- THE PROBLEM
Below is a listing to write out in full, exactly as given, without its pictures.

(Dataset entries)
>>>>>

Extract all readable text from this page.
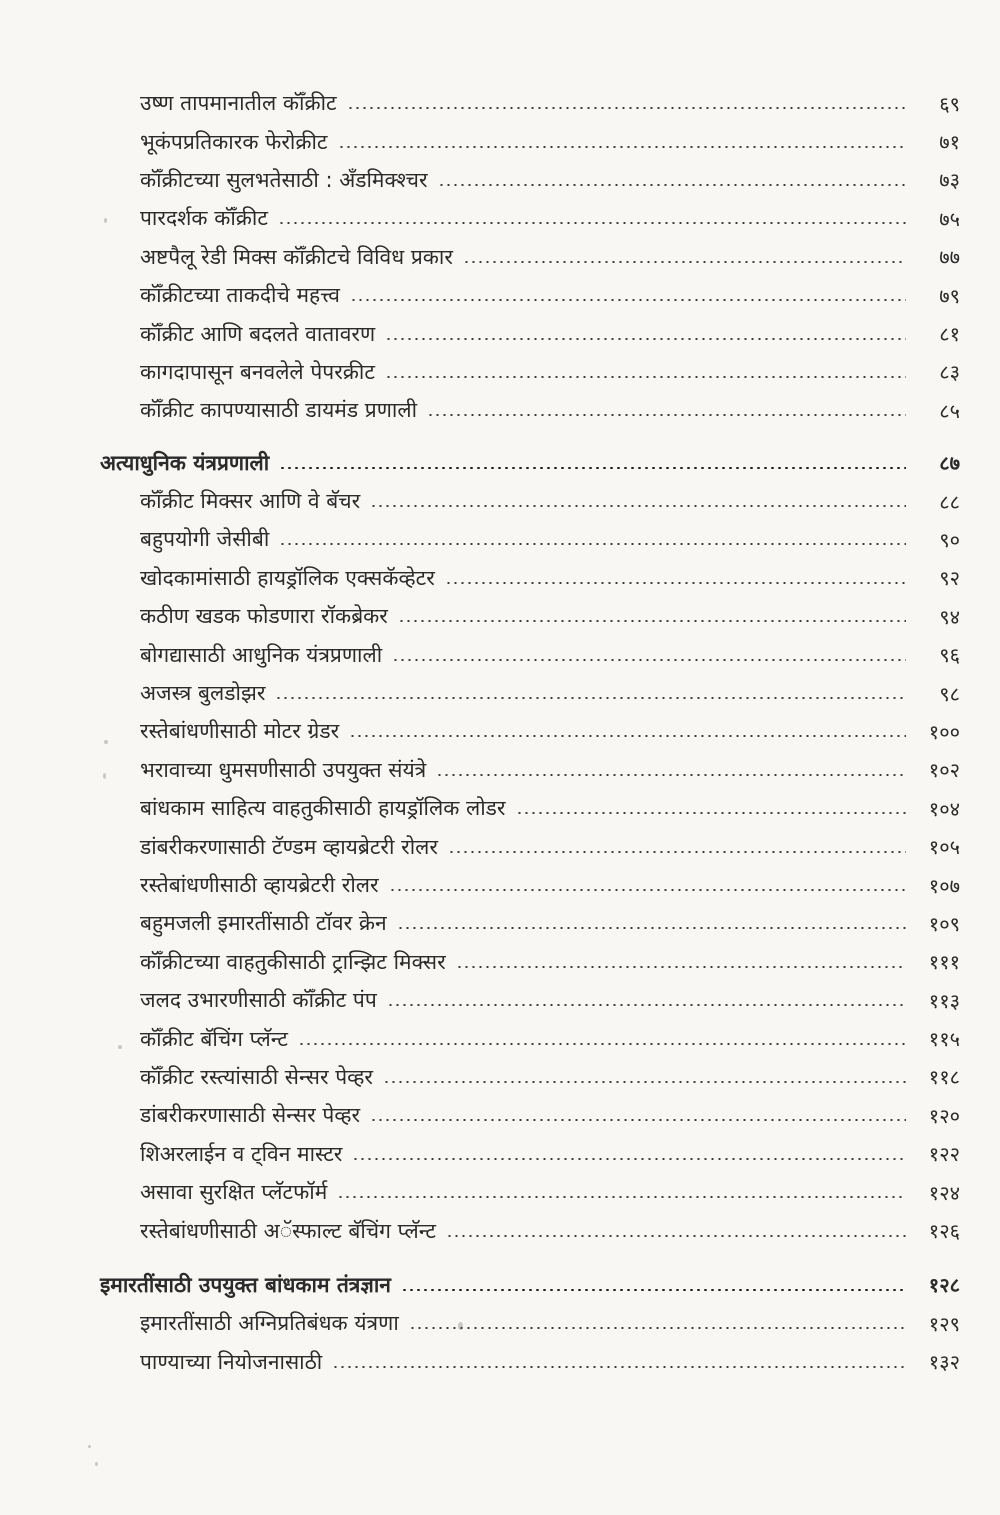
उष्ण तापमानातील कॉँक्रीट	६९
भूकंपप्रतिकारक फेरोक्रीट	७१
कॉँक्रीटच्या सुलभतेसाठी : अँडमिक्श्चर	७३
पारदर्शक कॉँक्रीट	७५
अष्टपैलू रेडी मिक्स कॉँक्रीटचे विविध प्रकार	७७
कॉँक्रीटच्या ताकदीचे महत्त्व	७९
कॉँक्रीट आणि बदलते वातावरण	८१
कागदापासून बनवलेले पेपरक्रीट	८३
कॉँक्रीट कापण्यासाठी डायमंड प्रणाली	८५
अत्याधुनिक यंत्रप्रणाली	८७
कॉँक्रीट मिक्सर आणि वे बॅचर	८८
बहुपयोगी जेसीबी	९०
खोदकामांसाठी हायड्रॉलिक एक्सकॅव्हेटर	९२
कठीण खडक फोडणारा रॉकब्रेकर	९४
बोगद्यासाठी आधुनिक यंत्रप्रणाली	९६
अजस्त्र बुलडोझर	९८
रस्तेबांधणीसाठी मोटर ग्रेडर	१००
भरावाच्या धुमसणीसाठी उपयुक्त संयंत्रे	१०२
बांधकाम साहित्य वाहतुकीसाठी हायड्रॉलिक लोडर	१०४
डांबरीकरणासाठी टॅण्डम व्हायब्रेटरी रोलर	१०५
रस्तेबांधणीसाठी व्हायब्रेटरी रोलर	१०७
बहुमजली इमारतींसाठी टॉवर क्रेन	१०९
कॉँक्रीटच्या वाहतुकीसाठी ट्रान्झिट मिक्सर	१११
जलद उभारणीसाठी कॉँक्रीट पंप	११३
कॉँक्रीट बॅचिंग प्लॅन्ट	११५
कॉँक्रीट रस्त्यांसाठी सेन्सर पेव्हर	११८
डांबरीकरणासाठी सेन्सर पेव्हर	१२०
शिअरलाईन व ट्विन मास्टर	१२२
असावा सुरक्षित प्लॅटफॉर्म	१२४
रस्तेबांधणीसाठी अॅस्फाल्ट बॅचिंग प्लॅन्ट	१२६
इमारतींसाठी उपयुक्त बांधकाम तंत्रज्ञान	१२८
इमारतींसाठी अग्निप्रतिबंधक यंत्रणा	१२९
पाण्याच्या नियोजनासाठी	१३२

<<<<<

- THE ANSWER
Extract all readable text from this page.
उष्ण तापमानातील कॉँक्रीट	६९
भूकंपप्रतिकारक फेरोक्रीट	७१
कॉँक्रीटच्या सुलभतेसाठी : अँडमिक्श्चर	७३
पारदर्शक कॉँक्रीट	७५
अष्टपैलू रेडी मिक्स कॉँक्रीटचे विविध प्रकार	७७
कॉँक्रीटच्या ताकदीचे महत्त्व	७९
कॉँक्रीट आणि बदलते वातावरण	८१
कागदापासून बनवलेले पेपरक्रीट	८३
कॉँक्रीट कापण्यासाठी डायमंड प्रणाली	८५
अत्याधुनिक यंत्रप्रणाली	८७
कॉँक्रीट मिक्सर आणि वे बॅचर	८८
बहुपयोगी जेसीबी	९०
खोदकामांसाठी हायड्रॉलिक एक्सकॅव्हेटर	९२
कठीण खडक फोडणारा रॉकब्रेकर	९४
बोगद्यासाठी आधुनिक यंत्रप्रणाली	९६
अजस्त्र बुलडोझर	९८
रस्तेबांधणीसाठी मोटर ग्रेडर	१००
भरावाच्या धुमसणीसाठी उपयुक्त संयंत्रे	१०२
बांधकाम साहित्य वाहतुकीसाठी हायड्रॉलिक लोडर	१०४
डांबरीकरणासाठी टॅण्डम व्हायब्रेटरी रोलर	१०५
रस्तेबांधणीसाठी व्हायब्रेटरी रोलर	१०७
बहुमजली इमारतींसाठी टॉवर क्रेन	१०९
कॉँक्रीटच्या वाहतुकीसाठी ट्रान्झिट मिक्सर	१११
जलद उभारणीसाठी कॉँक्रीट पंप	११३
कॉँक्रीट बॅचिंग प्लॅन्ट	११५
कॉँक्रीट रस्त्यांसाठी सेन्सर पेव्हर	११८
डांबरीकरणासाठी सेन्सर पेव्हर	१२०
शिअरलाईन व ट्विन मास्टर	१२२
असावा सुरक्षित प्लॅटफॉर्म	१२४
रस्तेबांधणीसाठी अॅस्फाल्ट बॅचिंग प्लॅन्ट	१२६
इमारतींसाठी उपयुक्त बांधकाम तंत्रज्ञान	१२८
इमारतींसाठी अग्निप्रतिबंधक यंत्रणा	१२९
पाण्याच्या नियोजनासाठी	१३२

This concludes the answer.